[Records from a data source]
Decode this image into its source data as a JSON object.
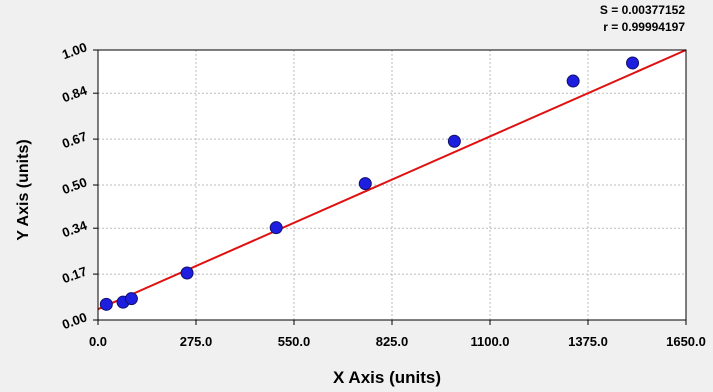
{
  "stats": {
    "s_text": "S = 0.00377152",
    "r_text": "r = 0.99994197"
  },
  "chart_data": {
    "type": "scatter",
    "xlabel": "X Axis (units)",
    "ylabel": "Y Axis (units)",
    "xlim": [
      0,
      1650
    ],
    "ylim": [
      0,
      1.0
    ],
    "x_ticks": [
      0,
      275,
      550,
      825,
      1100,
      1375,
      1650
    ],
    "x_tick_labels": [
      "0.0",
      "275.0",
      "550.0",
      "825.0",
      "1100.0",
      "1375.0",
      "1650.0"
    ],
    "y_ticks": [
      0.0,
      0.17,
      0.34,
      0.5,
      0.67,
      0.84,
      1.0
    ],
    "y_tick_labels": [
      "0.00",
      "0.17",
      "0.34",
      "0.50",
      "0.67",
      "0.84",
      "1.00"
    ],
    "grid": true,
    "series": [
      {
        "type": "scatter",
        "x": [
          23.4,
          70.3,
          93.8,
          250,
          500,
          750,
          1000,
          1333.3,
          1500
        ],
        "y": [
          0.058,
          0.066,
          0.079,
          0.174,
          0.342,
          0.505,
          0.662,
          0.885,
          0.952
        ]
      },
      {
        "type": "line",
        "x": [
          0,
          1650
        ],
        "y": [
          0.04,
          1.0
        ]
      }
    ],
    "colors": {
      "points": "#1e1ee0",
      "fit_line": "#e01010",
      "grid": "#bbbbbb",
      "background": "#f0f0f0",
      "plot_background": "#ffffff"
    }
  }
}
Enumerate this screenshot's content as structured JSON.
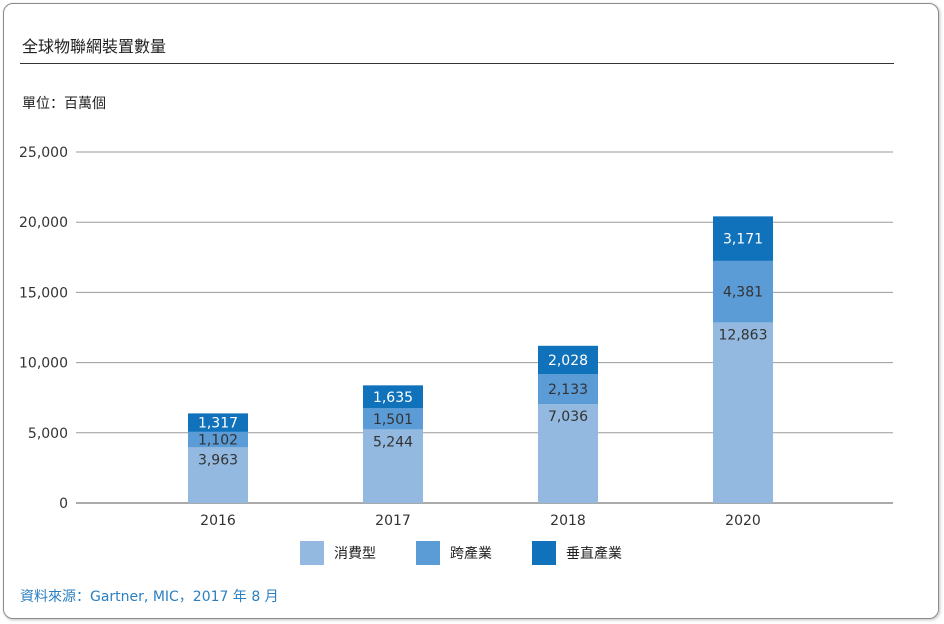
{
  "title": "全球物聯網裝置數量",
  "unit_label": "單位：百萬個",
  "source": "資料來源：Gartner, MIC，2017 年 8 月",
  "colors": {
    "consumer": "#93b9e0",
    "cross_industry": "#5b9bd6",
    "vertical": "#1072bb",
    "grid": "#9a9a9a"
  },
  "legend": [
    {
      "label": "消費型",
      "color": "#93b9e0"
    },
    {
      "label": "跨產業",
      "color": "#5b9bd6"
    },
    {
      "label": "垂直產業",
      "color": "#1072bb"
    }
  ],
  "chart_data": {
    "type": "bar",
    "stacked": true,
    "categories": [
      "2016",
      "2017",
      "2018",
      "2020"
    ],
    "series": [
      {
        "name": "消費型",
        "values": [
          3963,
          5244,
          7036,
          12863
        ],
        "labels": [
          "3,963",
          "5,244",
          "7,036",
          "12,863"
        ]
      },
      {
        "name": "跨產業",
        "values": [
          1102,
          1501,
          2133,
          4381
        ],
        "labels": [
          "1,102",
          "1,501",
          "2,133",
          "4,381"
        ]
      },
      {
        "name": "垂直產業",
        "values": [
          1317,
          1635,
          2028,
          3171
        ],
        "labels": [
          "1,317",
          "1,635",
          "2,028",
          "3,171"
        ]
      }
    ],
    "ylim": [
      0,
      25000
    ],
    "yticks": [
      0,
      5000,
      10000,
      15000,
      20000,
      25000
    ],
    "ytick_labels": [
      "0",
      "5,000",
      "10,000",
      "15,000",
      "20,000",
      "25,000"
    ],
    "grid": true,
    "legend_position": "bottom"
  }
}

What is expected - Leave the pictures out, and transcribe each of the records exactly.

Full answer -
Decode this image into its source data as a JSON object.
{
  "stats": {
    "s_text": "S = 0.00377152",
    "r_text": "r = 0.99994197"
  },
  "chart_data": {
    "type": "scatter",
    "xlabel": "X Axis (units)",
    "ylabel": "Y Axis (units)",
    "xlim": [
      0,
      1650
    ],
    "ylim": [
      0,
      1.0
    ],
    "x_ticks": [
      0,
      275,
      550,
      825,
      1100,
      1375,
      1650
    ],
    "x_tick_labels": [
      "0.0",
      "275.0",
      "550.0",
      "825.0",
      "1100.0",
      "1375.0",
      "1650.0"
    ],
    "y_ticks": [
      0.0,
      0.17,
      0.34,
      0.5,
      0.67,
      0.84,
      1.0
    ],
    "y_tick_labels": [
      "0.00",
      "0.17",
      "0.34",
      "0.50",
      "0.67",
      "0.84",
      "1.00"
    ],
    "grid": true,
    "series": [
      {
        "type": "scatter",
        "x": [
          23.4,
          70.3,
          93.8,
          250,
          500,
          750,
          1000,
          1333.3,
          1500
        ],
        "y": [
          0.058,
          0.066,
          0.079,
          0.174,
          0.342,
          0.505,
          0.662,
          0.885,
          0.952
        ]
      },
      {
        "type": "line",
        "x": [
          0,
          1650
        ],
        "y": [
          0.04,
          1.0
        ]
      }
    ],
    "colors": {
      "points": "#1e1ee0",
      "fit_line": "#e01010",
      "grid": "#bbbbbb",
      "background": "#f0f0f0",
      "plot_background": "#ffffff"
    }
  }
}
Enumerate this screenshot's content as structured JSON.
{
  "title": "全球物聯網裝置數量",
  "unit_label": "單位：百萬個",
  "source": "資料來源：Gartner, MIC，2017 年 8 月",
  "colors": {
    "consumer": "#93b9e0",
    "cross_industry": "#5b9bd6",
    "vertical": "#1072bb",
    "grid": "#9a9a9a"
  },
  "legend": [
    {
      "label": "消費型",
      "color": "#93b9e0"
    },
    {
      "label": "跨產業",
      "color": "#5b9bd6"
    },
    {
      "label": "垂直產業",
      "color": "#1072bb"
    }
  ],
  "chart_data": {
    "type": "bar",
    "stacked": true,
    "categories": [
      "2016",
      "2017",
      "2018",
      "2020"
    ],
    "series": [
      {
        "name": "消費型",
        "values": [
          3963,
          5244,
          7036,
          12863
        ],
        "labels": [
          "3,963",
          "5,244",
          "7,036",
          "12,863"
        ]
      },
      {
        "name": "跨產業",
        "values": [
          1102,
          1501,
          2133,
          4381
        ],
        "labels": [
          "1,102",
          "1,501",
          "2,133",
          "4,381"
        ]
      },
      {
        "name": "垂直產業",
        "values": [
          1317,
          1635,
          2028,
          3171
        ],
        "labels": [
          "1,317",
          "1,635",
          "2,028",
          "3,171"
        ]
      }
    ],
    "ylim": [
      0,
      25000
    ],
    "yticks": [
      0,
      5000,
      10000,
      15000,
      20000,
      25000
    ],
    "ytick_labels": [
      "0",
      "5,000",
      "10,000",
      "15,000",
      "20,000",
      "25,000"
    ],
    "grid": true,
    "legend_position": "bottom"
  }
}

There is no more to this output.